* _Recorded data_:
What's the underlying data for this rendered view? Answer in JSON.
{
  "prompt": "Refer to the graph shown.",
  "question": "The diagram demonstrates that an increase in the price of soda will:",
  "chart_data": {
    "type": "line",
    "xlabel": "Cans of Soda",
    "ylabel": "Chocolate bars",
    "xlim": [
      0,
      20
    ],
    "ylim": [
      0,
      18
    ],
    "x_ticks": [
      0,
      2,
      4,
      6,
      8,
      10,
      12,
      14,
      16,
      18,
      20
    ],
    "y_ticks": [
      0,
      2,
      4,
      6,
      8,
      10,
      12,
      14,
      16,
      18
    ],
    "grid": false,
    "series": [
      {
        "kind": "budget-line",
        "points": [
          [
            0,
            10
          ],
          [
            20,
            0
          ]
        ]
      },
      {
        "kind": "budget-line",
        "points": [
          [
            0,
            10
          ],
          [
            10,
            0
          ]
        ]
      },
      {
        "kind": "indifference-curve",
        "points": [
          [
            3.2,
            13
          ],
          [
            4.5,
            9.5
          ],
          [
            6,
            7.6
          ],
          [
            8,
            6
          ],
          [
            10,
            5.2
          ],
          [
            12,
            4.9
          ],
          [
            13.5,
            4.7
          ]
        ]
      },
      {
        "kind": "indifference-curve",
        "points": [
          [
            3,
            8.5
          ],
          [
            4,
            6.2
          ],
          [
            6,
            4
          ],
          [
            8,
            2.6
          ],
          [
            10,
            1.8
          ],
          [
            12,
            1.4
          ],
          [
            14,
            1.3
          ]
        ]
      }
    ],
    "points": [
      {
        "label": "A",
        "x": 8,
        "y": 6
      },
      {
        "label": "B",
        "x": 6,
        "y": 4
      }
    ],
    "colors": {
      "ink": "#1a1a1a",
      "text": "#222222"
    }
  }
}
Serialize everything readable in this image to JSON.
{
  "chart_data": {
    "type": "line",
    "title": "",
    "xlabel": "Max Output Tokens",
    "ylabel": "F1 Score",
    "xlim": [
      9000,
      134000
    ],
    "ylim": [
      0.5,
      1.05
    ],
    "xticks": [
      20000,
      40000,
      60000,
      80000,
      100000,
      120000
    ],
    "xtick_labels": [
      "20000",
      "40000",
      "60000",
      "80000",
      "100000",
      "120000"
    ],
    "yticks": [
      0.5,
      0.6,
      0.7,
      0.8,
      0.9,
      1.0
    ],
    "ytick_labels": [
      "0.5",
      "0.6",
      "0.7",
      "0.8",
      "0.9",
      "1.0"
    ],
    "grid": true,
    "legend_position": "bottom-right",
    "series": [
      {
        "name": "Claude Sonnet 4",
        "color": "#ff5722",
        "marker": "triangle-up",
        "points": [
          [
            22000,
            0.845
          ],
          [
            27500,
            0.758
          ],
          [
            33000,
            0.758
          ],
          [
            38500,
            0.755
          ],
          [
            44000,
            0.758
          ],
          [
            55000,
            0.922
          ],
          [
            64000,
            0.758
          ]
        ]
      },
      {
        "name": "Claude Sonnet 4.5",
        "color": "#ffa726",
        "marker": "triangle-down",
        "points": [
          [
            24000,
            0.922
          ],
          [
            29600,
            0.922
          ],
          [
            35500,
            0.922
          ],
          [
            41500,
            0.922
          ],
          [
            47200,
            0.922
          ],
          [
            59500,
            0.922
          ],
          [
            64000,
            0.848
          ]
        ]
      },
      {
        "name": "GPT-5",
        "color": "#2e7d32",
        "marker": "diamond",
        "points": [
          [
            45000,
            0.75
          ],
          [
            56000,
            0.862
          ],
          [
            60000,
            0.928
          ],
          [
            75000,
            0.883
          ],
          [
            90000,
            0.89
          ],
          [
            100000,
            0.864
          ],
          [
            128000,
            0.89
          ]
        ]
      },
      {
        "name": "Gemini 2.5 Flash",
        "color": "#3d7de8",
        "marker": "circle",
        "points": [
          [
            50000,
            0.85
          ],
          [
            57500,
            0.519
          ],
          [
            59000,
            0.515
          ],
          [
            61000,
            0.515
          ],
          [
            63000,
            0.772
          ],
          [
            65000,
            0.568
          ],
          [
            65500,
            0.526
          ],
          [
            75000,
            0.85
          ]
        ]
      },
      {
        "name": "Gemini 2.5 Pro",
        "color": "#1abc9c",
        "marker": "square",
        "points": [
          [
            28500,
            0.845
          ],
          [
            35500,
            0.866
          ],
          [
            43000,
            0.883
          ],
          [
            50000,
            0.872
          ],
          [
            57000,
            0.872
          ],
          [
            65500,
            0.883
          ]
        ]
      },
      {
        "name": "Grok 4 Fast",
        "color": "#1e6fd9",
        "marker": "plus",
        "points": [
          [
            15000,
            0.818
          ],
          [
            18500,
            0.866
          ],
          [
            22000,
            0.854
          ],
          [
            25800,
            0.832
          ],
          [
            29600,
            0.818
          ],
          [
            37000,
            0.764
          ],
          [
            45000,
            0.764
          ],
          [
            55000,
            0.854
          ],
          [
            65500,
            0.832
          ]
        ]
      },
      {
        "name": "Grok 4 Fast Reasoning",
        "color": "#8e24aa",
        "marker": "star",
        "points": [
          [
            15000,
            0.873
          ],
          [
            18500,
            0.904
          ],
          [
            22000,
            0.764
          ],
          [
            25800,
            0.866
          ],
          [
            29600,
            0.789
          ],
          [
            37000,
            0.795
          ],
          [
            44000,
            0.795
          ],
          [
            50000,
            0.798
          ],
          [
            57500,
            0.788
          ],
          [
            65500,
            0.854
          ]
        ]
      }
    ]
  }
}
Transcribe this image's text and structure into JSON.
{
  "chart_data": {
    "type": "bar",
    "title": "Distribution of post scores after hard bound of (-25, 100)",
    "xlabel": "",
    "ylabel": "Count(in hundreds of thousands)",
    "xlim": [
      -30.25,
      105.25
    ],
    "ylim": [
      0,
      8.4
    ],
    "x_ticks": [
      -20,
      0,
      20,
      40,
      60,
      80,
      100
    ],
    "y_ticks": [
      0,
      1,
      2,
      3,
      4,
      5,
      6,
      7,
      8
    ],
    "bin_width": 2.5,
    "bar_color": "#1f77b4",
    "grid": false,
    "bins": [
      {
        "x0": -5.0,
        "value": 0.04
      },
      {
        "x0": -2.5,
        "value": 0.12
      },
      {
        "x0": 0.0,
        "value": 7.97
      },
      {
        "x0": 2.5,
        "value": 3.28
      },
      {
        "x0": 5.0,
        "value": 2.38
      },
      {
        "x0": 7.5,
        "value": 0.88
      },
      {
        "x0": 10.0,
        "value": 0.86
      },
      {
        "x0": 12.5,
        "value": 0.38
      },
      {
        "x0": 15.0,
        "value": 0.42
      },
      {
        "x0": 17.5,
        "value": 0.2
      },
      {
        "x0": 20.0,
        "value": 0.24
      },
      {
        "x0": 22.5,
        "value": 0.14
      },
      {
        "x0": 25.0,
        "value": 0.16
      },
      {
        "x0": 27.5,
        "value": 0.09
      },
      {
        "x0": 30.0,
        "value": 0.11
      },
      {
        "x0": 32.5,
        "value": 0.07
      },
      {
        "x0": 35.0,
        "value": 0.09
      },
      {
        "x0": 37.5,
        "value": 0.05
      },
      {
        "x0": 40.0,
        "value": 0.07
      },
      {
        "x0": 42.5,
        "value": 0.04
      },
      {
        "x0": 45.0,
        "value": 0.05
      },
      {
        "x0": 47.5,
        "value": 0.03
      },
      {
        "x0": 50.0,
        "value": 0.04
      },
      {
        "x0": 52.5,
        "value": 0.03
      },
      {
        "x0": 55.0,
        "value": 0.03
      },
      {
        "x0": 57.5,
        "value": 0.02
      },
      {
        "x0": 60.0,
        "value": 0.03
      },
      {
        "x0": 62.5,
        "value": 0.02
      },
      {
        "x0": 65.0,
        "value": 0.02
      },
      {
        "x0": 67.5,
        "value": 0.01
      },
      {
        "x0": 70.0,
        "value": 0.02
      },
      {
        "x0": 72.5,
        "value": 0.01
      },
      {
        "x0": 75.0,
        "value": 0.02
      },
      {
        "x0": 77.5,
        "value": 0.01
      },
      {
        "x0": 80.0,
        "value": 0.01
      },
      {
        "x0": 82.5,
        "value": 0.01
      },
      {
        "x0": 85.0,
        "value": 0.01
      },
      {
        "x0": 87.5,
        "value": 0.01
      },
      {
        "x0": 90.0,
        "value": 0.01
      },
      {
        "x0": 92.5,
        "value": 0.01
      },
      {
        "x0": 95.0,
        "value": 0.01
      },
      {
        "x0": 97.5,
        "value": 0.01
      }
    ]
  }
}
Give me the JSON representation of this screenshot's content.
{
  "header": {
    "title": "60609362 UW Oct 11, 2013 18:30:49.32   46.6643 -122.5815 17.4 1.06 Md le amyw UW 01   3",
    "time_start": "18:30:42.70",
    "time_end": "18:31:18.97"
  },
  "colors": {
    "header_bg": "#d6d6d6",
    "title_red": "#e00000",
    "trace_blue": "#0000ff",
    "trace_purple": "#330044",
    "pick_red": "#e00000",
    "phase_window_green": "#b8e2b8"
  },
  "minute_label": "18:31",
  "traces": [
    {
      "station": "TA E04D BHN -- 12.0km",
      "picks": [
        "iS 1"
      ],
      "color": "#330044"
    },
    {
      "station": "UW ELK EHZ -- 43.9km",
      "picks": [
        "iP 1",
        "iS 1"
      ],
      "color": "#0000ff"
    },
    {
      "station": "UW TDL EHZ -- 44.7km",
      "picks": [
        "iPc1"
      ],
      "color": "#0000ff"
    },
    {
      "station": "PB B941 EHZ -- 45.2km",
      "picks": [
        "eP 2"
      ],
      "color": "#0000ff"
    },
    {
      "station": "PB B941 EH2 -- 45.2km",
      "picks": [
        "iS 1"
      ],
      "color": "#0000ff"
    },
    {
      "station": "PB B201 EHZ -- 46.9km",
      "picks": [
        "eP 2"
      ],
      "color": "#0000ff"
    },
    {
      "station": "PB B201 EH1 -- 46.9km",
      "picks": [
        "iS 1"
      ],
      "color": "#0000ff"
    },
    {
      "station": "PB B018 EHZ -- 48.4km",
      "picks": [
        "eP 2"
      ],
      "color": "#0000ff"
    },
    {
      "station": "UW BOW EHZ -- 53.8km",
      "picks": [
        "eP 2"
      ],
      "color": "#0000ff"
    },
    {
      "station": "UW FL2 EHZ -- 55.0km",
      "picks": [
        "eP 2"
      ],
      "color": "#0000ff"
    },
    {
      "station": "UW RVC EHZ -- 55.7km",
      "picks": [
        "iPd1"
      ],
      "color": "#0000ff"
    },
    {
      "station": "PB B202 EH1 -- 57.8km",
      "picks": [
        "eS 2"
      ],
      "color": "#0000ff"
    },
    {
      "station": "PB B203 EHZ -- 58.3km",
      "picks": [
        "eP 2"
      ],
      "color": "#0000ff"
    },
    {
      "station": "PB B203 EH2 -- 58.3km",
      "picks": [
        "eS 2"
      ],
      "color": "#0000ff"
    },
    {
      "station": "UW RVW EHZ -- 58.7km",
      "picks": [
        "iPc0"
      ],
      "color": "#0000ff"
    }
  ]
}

* _What is asked_: Filter the data for the string "name" and copy every line that has it.

* _Exercise solution_:
        "name": "Claude Sonnet 4",
        "name": "Claude Sonnet 4.5",
        "name": "GPT-5",
        "name": "Gemini 2.5 Flash",
        "name": "Gemini 2.5 Pro",
        "name": "Grok 4 Fast",
        "name": "Grok 4 Fast Reasoning",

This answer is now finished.